(Listes d'éléments annotées)
════════════════════
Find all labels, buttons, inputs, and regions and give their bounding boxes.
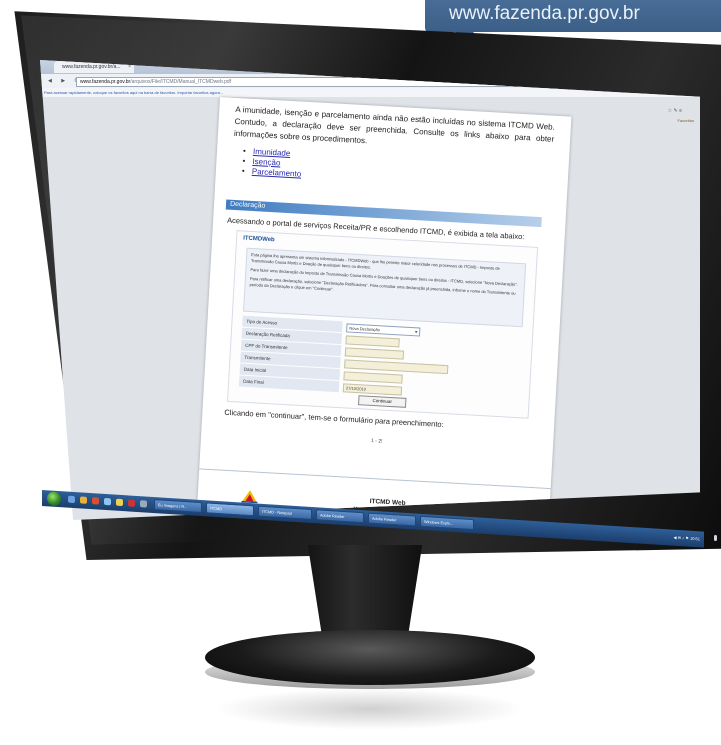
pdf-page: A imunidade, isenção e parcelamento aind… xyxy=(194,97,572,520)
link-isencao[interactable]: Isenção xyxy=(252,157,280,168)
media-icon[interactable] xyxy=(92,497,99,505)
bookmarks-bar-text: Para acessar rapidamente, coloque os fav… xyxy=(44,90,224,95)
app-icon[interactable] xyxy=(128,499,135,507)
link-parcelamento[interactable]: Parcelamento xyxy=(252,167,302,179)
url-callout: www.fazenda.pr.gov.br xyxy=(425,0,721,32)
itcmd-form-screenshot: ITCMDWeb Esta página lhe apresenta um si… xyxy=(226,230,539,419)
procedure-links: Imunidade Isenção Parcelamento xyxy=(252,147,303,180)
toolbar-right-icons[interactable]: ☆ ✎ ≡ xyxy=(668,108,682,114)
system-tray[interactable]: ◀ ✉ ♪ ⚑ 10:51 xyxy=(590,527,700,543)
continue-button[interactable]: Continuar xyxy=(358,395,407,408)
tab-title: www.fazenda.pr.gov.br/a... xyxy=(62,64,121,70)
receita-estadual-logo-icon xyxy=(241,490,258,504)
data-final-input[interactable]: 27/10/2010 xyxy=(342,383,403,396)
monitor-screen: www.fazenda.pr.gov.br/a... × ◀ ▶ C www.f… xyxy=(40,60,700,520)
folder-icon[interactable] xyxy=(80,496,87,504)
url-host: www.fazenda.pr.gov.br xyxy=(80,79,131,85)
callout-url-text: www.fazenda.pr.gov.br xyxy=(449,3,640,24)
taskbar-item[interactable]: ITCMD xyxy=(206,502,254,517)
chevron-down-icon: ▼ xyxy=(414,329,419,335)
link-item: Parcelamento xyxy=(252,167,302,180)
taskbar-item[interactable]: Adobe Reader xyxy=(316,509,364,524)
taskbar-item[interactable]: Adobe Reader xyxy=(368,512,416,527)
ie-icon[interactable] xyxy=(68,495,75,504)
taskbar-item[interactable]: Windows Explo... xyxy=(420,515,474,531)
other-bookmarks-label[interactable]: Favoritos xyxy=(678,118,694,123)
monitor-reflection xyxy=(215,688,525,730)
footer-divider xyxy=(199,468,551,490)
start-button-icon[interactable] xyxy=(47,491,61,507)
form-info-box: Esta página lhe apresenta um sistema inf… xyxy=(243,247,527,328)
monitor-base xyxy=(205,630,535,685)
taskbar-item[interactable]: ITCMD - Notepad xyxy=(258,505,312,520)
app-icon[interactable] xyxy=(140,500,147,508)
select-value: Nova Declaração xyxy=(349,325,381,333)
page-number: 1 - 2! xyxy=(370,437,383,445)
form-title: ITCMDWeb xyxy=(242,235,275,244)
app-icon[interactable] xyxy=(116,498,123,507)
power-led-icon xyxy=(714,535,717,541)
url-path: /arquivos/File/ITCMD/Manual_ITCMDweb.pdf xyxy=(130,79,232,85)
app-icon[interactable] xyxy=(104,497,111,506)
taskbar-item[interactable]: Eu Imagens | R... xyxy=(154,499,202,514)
════════════════════
**Consignes de l'exercice:**
Restituez sous forme de liste numérotée les lignes ci-dessus, depuis celle qui contient « pdf-page: A imunidade, isenção » jusqu'à celle qui contient « folder-icon[interactable] xyxy=(80,496,87,504) », ces deux lignes incluses. Omettez les lignes vides.

**Réponse proposée:**
1. pdf-page: A imunidade, isenção e parcelamento aind… xyxy=(194,97,572,520)
2. link-isencao[interactable]: Isenção xyxy=(252,157,280,168)
3. media-icon[interactable] xyxy=(92,497,99,505)
4. bookmarks-bar-text: Para acessar rapidamente, coloque os fav… xyxy=(44,90,224,95)
5. app-icon[interactable] xyxy=(128,499,135,507)
6. link-parcelamento[interactable]: Parcelamento xyxy=(252,167,302,179)
7. url-callout: www.fazenda.pr.gov.br xyxy=(425,0,721,32)
8. itcmd-form-screenshot: ITCMDWeb Esta página lhe apresenta um si… xyxy=(226,230,539,419)
9. procedure-links: Imunidade Isenção Parcelamento xyxy=(252,147,303,180)
10. toolbar-right-icons[interactable]: ☆ ✎ ≡ xyxy=(668,108,682,114)
11. system-tray[interactable]: ◀ ✉ ♪ ⚑ 10:51 xyxy=(590,527,700,543)
12. continue-button[interactable]: Continuar xyxy=(358,395,407,408)
13. tab-title: www.fazenda.pr.gov.br/a... xyxy=(62,64,121,70)
14. receita-estadual-logo-icon xyxy=(241,490,258,504)
15. data-final-input[interactable]: 27/10/2010 xyxy=(342,383,403,396)
16. monitor-screen: www.fazenda.pr.gov.br/a... × ◀ ▶ C www.f… xyxy=(40,60,700,520)
17. folder-icon[interactable] xyxy=(80,496,87,504)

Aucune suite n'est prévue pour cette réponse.